Supplied data:
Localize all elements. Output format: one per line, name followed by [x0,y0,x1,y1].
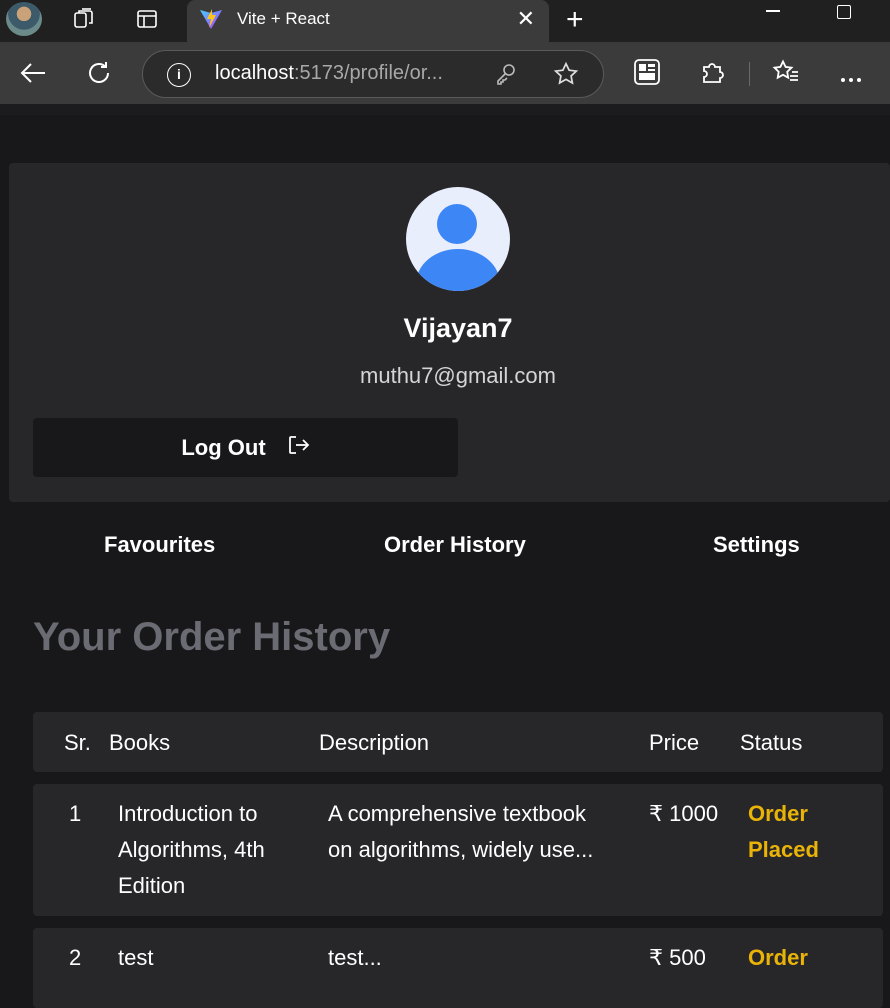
favorites-icon[interactable] [772,59,800,90]
more-options-icon[interactable] [840,70,862,88]
minimize-icon[interactable] [766,10,780,12]
page: Vijayan7 muthu7@gmail.com Log Out Favour… [0,104,890,1008]
back-icon[interactable] [18,58,48,88]
close-tab-icon[interactable]: ✕ [517,6,535,32]
site-info-icon[interactable]: i [167,63,191,87]
row-status-line: Placed [748,837,819,862]
active-tab[interactable]: Vite + React ✕ [187,0,549,42]
top-strip [0,104,890,115]
column-header-sr: Sr. [64,730,91,755]
browser-profile-avatar[interactable] [6,2,42,36]
refresh-icon[interactable] [84,58,114,88]
vertical-tabs-icon[interactable] [133,6,161,32]
row-status-line: Order [748,801,808,826]
row-description-line: on algorithms, widely use... [328,837,594,862]
tab-order-history[interactable]: Order History [384,532,526,558]
column-header-status: Status [740,730,803,755]
toolbar-divider [749,62,750,86]
favorite-star-icon[interactable] [553,61,579,92]
row-description-line: A comprehensive textbook [328,801,587,826]
row-book-line: Algorithms, 4th [118,837,265,862]
logout-label: Log Out [181,434,266,460]
table-row[interactable]: 2 test test... ₹ 500 Order [33,928,883,1008]
column-header-description: Description [319,730,430,755]
column-header-books: Books [109,730,171,755]
row-description-line: test... [328,945,382,970]
tab-title: Vite + React [237,9,330,28]
row-book-line: test [118,945,154,970]
row-price: ₹ 1000 [649,801,719,826]
url-path: :5173/profile/or... [293,62,443,84]
tab-settings[interactable]: Settings [713,532,800,558]
row-description: test... [328,940,382,976]
row-sr: 2 [69,945,82,970]
row-book-line: Introduction to [118,801,258,826]
url-host: localhost [215,62,294,84]
user-avatar-icon [406,187,510,291]
row-status: Order Placed [748,796,819,868]
logout-button[interactable]: Log Out [33,418,458,477]
extensions-icon[interactable] [700,59,726,90]
table-row[interactable]: 1 Introduction to Algorithms, 4th Editio… [33,784,883,916]
vite-logo-icon [199,8,223,30]
profile-subnav: Favourites Order History Settings [0,532,890,562]
row-book[interactable]: test [118,940,153,976]
row-status: Order [748,940,808,976]
profile-card: Vijayan7 muthu7@gmail.com Log Out [9,163,890,502]
new-tab-icon[interactable]: + [566,3,584,37]
maximize-icon[interactable] [837,5,851,19]
password-key-icon[interactable] [495,63,517,92]
row-book-line: Edition [118,873,186,898]
profile-email: muthu7@gmail.com [360,363,556,388]
browser-tab-bar: Vite + React ✕ + [0,0,890,42]
url-field[interactable]: i localhost:5173/profile/or... [142,50,604,98]
avatar-body [416,249,500,291]
tab-favourites[interactable]: Favourites [104,532,215,558]
table-header: Sr. Books Description Price Status [33,712,883,772]
row-price: ₹ 500 [649,945,706,970]
profile-username: Vijayan7 [403,313,513,343]
row-book[interactable]: Introduction to Algorithms, 4th Edition [118,796,265,904]
order-history-title: Your Order History [33,615,391,659]
address-bar: i localhost:5173/profile/or... [0,42,890,104]
url-text: localhost:5173/profile/or... [215,62,443,85]
workspaces-icon[interactable] [70,6,98,32]
column-header-price: Price [649,730,700,755]
reading-view-icon[interactable] [634,59,660,90]
row-status-line: Order [748,945,808,970]
logout-icon [288,435,310,460]
row-description: A comprehensive textbook on algorithms, … [328,796,593,868]
row-sr: 1 [69,801,82,826]
avatar-head [437,204,477,244]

Objective: Copy the entries above word for word, leaving out the pictures.

Answer to the problem:
Localize all elements. Output format: one per line, name followed by [x0,y0,x1,y1].
favorites-icon[interactable] [772,59,800,90]
more-options-icon[interactable] [840,70,862,88]
minimize-icon[interactable] [766,10,780,12]
page: Vijayan7 muthu7@gmail.com Log Out Favour… [0,104,890,1008]
back-icon[interactable] [18,58,48,88]
close-tab-icon[interactable]: ✕ [517,6,535,32]
site-info-icon[interactable]: i [167,63,191,87]
row-status-line: Placed [748,837,819,862]
active-tab[interactable]: Vite + React ✕ [187,0,549,42]
top-strip [0,104,890,115]
column-header-sr: Sr. [64,730,91,755]
browser-profile-avatar[interactable] [6,2,42,36]
refresh-icon[interactable] [84,58,114,88]
vertical-tabs-icon[interactable] [133,6,161,32]
row-status-line: Order [748,801,808,826]
row-description-line: on algorithms, widely use... [328,837,594,862]
tab-order-history[interactable]: Order History [384,532,526,558]
column-header-status: Status [740,730,803,755]
toolbar-divider [749,62,750,86]
favorite-star-icon[interactable] [553,61,579,92]
row-description-line: A comprehensive textbook [328,801,587,826]
row-book-line: Algorithms, 4th [118,837,265,862]
logout-label: Log Out [181,434,266,460]
table-row[interactable]: 2 test test... ₹ 500 Order [33,928,883,1008]
column-header-description: Description [319,730,430,755]
column-header-books: Books [109,730,171,755]
row-description-line: test... [328,945,382,970]
tab-title: Vite + React [237,9,330,28]
row-book-line: test [118,945,154,970]
row-price: ₹ 1000 [649,801,719,826]
url-path: :5173/profile/or... [293,62,443,84]
tab-settings[interactable]: Settings [713,532,800,558]
row-description: test... [328,940,382,976]
row-sr: 2 [69,945,82,970]
row-book-line: Introduction to [118,801,258,826]
url-host: localhost [215,62,294,84]
user-avatar-icon [406,187,510,291]
row-status: Order Placed [748,796,819,868]
logout-button[interactable]: Log Out [33,418,458,477]
extensions-icon[interactable] [700,59,726,90]
table-row[interactable]: 1 Introduction to Algorithms, 4th Editio… [33,784,883,916]
vite-logo-icon [199,8,223,30]
profile-subnav: Favourites Order History Settings [0,532,890,562]
row-book[interactable]: test [118,940,153,976]
row-status: Order [748,940,808,976]
profile-card: Vijayan7 muthu7@gmail.com Log Out [9,163,890,502]
new-tab-icon[interactable]: + [566,3,584,37]
maximize-icon[interactable] [837,5,851,19]
password-key-icon[interactable] [495,63,517,92]
row-book-line: Edition [118,873,186,898]
profile-email: muthu7@gmail.com [360,363,556,388]
browser-tab-bar: Vite + React ✕ + [0,0,890,42]
url-field[interactable]: i localhost:5173/profile/or... [142,50,604,98]
avatar-body [416,249,500,291]
tab-favourites[interactable]: Favourites [104,532,215,558]
table-header: Sr. Books Description Price Status [33,712,883,772]
row-price: ₹ 500 [649,945,706,970]
profile-username: Vijayan7 [403,313,513,343]
row-book[interactable]: Introduction to Algorithms, 4th Edition [118,796,265,904]
order-history-title: Your Order History [33,615,391,659]
address-bar: i localhost:5173/profile/or... [0,42,890,104]
url-text: localhost:5173/profile/or... [215,62,443,85]
workspaces-icon[interactable] [70,6,98,32]
column-header-price: Price [649,730,700,755]
reading-view-icon[interactable] [634,59,660,90]
row-status-line: Order [748,945,808,970]
logout-icon [288,435,310,460]
row-description: A comprehensive textbook on algorithms, … [328,796,593,868]
row-sr: 1 [69,801,82,826]
avatar-head [437,204,477,244]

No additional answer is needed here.